* BEGIN INPUT ROWS *

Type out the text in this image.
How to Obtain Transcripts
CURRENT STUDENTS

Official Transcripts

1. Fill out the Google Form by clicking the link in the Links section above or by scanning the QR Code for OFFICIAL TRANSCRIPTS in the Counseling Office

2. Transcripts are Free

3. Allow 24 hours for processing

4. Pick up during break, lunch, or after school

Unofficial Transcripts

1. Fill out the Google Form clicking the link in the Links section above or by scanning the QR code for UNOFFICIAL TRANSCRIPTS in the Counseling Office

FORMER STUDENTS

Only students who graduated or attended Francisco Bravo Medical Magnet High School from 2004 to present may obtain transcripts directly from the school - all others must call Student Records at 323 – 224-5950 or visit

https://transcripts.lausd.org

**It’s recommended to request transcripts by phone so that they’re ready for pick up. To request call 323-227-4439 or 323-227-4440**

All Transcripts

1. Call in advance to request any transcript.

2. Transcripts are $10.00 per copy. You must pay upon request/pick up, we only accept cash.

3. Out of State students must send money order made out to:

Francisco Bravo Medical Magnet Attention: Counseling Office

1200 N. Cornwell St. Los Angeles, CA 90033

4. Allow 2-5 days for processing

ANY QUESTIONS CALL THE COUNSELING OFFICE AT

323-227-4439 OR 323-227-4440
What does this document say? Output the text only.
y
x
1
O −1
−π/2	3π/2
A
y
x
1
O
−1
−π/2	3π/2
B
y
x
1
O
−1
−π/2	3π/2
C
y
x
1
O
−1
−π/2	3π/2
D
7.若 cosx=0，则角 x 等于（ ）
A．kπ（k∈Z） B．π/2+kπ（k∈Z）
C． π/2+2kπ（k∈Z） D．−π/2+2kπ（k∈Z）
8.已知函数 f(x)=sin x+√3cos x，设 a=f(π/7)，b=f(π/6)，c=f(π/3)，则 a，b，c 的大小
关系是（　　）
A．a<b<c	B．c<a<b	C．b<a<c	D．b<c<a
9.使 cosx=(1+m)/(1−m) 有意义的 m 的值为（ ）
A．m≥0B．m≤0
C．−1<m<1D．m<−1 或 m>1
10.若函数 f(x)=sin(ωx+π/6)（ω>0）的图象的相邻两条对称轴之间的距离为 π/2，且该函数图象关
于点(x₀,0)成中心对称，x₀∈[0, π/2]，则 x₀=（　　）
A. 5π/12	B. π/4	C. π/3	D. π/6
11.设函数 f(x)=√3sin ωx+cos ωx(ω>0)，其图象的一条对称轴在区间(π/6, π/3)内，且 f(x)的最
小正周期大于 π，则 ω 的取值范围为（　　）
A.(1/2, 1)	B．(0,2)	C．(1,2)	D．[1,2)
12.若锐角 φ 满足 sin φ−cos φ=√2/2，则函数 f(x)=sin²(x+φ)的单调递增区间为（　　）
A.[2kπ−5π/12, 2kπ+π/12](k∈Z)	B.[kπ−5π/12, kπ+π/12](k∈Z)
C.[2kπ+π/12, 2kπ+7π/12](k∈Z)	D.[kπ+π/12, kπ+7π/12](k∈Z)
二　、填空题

* END INPUT ROWS *

Show each line in the entries that holds the string "request".

**It’s recommended to request transcripts by phone so that they’re ready for pick up. To request call 323-227-4439 or 323-227-4440**
1. Call in advance to request any transcript.
2. Transcripts are $10.00 per copy. You must pay upon request/pick up, we only accept cash.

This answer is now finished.